# Exercise input
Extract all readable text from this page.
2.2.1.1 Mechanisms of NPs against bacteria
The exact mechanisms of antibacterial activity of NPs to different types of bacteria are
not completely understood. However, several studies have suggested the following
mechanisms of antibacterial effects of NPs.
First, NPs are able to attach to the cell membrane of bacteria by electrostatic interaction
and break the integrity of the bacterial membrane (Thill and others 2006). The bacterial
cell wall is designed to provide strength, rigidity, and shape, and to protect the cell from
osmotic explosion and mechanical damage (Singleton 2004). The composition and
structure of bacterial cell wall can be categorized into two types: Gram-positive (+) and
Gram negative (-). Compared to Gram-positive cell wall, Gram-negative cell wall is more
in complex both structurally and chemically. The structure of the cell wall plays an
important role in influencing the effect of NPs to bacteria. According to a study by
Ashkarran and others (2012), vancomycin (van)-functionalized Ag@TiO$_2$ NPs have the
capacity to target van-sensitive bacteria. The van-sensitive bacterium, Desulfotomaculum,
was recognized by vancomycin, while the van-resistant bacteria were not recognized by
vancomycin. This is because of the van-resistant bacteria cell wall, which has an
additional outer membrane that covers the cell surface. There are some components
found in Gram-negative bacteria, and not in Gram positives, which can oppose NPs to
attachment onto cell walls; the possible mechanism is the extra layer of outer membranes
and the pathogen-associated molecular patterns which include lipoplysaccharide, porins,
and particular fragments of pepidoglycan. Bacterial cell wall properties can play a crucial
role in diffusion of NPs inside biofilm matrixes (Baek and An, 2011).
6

# Directions for this task
Using the data above, show each line where "from" occurs.

# Result
Extract all readable text from this page.
cell wall is designed to provide strength, rigidity, and shape, and to protect the cell from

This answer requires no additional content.